[Stored dataset items]
——————————

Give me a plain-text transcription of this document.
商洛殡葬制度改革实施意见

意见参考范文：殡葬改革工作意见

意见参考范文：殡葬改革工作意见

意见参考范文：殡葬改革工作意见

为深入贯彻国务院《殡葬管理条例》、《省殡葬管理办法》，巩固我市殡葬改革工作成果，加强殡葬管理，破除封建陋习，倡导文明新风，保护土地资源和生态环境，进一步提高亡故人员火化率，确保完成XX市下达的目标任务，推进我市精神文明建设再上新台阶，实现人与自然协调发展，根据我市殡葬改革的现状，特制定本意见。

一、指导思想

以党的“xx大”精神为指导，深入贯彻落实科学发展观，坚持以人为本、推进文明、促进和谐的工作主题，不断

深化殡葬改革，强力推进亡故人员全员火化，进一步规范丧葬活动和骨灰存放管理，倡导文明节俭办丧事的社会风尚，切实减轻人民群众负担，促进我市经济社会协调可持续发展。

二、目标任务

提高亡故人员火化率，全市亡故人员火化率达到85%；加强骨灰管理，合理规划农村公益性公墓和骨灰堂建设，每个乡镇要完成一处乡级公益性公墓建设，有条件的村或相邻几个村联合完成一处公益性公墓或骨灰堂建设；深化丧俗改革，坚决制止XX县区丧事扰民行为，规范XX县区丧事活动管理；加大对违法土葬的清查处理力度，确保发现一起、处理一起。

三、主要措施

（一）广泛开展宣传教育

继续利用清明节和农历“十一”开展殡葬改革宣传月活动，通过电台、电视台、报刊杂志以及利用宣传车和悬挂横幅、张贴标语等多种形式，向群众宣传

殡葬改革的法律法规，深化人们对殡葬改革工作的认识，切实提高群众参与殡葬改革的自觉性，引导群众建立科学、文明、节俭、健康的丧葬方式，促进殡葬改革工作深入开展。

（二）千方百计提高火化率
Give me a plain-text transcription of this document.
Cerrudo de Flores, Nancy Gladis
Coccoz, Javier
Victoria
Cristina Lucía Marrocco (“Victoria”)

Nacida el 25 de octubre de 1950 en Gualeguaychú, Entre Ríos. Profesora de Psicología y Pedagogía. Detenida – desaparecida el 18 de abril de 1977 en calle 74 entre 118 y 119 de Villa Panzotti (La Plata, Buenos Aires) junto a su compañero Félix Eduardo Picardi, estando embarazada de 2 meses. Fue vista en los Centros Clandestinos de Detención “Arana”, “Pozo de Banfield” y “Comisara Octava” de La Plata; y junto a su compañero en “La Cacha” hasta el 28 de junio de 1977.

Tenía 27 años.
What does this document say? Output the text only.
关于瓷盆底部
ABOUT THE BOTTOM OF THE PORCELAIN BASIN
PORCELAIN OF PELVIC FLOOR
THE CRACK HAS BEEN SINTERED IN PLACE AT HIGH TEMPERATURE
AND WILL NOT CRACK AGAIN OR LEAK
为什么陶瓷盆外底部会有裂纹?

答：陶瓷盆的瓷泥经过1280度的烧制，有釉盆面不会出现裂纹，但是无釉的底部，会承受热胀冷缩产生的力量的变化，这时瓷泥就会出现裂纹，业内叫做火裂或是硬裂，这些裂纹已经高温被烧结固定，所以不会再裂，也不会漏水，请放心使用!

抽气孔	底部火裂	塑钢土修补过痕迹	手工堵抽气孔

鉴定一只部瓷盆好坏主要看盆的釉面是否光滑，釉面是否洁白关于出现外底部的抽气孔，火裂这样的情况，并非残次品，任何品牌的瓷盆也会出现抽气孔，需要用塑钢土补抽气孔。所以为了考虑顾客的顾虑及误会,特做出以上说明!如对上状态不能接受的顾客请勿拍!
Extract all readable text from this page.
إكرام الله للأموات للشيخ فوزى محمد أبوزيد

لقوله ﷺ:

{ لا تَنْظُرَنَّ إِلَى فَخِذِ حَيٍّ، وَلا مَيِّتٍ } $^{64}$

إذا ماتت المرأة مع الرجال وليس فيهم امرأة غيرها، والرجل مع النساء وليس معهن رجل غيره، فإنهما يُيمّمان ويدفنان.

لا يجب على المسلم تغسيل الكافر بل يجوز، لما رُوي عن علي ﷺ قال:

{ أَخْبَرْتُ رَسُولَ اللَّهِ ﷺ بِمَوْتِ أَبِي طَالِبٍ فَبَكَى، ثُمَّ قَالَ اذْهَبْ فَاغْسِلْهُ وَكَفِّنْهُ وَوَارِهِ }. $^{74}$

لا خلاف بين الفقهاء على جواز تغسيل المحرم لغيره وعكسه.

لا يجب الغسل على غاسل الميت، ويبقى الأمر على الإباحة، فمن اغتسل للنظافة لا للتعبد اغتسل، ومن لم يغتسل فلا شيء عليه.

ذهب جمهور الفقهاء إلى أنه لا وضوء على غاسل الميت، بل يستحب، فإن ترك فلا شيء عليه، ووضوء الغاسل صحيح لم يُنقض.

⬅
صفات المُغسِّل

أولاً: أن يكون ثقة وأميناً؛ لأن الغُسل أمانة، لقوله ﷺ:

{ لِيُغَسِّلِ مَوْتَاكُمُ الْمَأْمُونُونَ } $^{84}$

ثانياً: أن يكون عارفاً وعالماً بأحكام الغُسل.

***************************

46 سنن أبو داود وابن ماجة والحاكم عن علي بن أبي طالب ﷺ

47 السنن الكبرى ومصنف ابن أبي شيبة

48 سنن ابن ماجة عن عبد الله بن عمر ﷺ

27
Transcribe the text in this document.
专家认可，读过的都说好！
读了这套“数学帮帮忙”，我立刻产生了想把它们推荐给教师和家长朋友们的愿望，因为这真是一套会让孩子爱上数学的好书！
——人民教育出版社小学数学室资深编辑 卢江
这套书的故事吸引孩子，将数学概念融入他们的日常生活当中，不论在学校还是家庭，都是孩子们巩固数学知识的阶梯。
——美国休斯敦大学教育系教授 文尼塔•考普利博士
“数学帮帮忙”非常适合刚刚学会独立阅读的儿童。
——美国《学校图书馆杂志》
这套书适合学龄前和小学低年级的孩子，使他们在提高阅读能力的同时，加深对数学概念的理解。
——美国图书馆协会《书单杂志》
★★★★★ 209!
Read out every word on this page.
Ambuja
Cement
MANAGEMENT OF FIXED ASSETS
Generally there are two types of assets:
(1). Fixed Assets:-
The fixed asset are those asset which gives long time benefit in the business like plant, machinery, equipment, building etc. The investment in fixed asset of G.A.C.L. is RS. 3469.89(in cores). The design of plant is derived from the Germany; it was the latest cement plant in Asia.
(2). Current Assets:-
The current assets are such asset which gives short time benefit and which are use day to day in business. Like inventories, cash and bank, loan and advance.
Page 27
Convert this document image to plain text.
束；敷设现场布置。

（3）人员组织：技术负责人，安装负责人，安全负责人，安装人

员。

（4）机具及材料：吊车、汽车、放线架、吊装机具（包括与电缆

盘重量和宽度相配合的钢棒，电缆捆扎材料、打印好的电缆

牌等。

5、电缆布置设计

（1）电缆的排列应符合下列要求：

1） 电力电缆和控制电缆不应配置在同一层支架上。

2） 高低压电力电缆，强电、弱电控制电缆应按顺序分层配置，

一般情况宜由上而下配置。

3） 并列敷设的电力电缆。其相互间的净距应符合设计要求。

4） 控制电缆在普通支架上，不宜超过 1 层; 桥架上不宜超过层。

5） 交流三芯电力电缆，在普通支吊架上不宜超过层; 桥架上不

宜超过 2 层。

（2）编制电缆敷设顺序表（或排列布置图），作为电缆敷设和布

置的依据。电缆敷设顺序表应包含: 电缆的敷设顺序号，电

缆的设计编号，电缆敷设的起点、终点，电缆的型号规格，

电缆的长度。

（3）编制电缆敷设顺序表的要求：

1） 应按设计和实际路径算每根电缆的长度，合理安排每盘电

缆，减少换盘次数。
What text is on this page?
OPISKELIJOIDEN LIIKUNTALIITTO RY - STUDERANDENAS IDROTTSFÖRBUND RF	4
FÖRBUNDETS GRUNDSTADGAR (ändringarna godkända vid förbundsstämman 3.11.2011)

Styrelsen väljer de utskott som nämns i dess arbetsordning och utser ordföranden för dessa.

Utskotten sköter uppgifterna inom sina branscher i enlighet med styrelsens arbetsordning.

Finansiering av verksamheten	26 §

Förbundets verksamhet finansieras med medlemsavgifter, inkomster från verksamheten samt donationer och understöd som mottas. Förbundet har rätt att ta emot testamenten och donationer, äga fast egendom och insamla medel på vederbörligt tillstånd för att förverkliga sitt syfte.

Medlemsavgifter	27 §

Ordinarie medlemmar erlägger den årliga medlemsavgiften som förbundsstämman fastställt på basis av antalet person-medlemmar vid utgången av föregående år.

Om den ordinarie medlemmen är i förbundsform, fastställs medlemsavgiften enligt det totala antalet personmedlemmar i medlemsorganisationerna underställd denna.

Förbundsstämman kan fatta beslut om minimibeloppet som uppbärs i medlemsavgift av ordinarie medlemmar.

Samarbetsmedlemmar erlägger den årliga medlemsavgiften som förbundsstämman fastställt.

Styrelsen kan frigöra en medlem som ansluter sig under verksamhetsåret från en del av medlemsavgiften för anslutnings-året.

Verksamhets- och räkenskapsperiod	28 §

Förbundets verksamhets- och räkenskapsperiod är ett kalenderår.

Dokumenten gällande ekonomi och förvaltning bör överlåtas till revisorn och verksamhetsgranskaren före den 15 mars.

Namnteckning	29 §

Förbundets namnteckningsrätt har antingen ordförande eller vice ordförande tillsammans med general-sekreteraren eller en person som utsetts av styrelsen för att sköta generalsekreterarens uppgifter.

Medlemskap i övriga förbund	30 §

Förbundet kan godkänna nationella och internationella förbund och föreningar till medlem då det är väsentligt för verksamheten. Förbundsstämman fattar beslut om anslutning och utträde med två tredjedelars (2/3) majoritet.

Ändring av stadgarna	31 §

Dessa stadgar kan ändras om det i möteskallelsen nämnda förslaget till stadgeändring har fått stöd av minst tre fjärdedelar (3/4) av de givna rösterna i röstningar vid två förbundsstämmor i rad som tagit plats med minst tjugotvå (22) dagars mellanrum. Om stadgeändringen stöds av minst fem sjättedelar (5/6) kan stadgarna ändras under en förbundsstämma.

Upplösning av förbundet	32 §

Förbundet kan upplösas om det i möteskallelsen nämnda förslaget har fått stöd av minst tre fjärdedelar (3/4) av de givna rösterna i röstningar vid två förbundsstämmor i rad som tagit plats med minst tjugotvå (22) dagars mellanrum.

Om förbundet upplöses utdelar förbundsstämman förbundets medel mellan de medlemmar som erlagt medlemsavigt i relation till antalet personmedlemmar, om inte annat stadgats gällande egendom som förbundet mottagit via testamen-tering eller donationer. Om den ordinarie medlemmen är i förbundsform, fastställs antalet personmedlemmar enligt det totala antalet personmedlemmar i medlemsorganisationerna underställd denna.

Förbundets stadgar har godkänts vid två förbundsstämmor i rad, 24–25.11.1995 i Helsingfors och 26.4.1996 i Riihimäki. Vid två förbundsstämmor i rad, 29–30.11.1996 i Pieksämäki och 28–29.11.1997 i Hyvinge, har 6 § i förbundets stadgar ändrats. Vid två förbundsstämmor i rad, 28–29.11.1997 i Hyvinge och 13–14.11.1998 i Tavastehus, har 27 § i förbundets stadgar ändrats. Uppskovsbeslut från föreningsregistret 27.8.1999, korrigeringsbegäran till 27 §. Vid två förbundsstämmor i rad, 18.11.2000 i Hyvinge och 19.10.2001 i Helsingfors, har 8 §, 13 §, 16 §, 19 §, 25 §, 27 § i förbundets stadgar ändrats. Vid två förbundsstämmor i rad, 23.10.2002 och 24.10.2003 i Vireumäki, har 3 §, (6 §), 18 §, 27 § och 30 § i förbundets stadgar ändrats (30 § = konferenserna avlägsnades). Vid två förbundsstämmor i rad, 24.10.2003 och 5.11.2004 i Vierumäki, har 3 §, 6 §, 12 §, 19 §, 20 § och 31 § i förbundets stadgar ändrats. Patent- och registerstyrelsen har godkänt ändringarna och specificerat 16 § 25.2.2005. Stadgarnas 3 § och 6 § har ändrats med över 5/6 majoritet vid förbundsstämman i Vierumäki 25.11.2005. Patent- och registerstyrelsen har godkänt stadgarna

——————————

TASK BRIEF: Show the lines from the data above that contain the string "räkenskapsperiod".

SOLUTION TO THIS TASK:
Verksamhets- och räkenskapsperiod	28 §
Förbundets verksamhets- och räkenskapsperiod är ett kalenderår.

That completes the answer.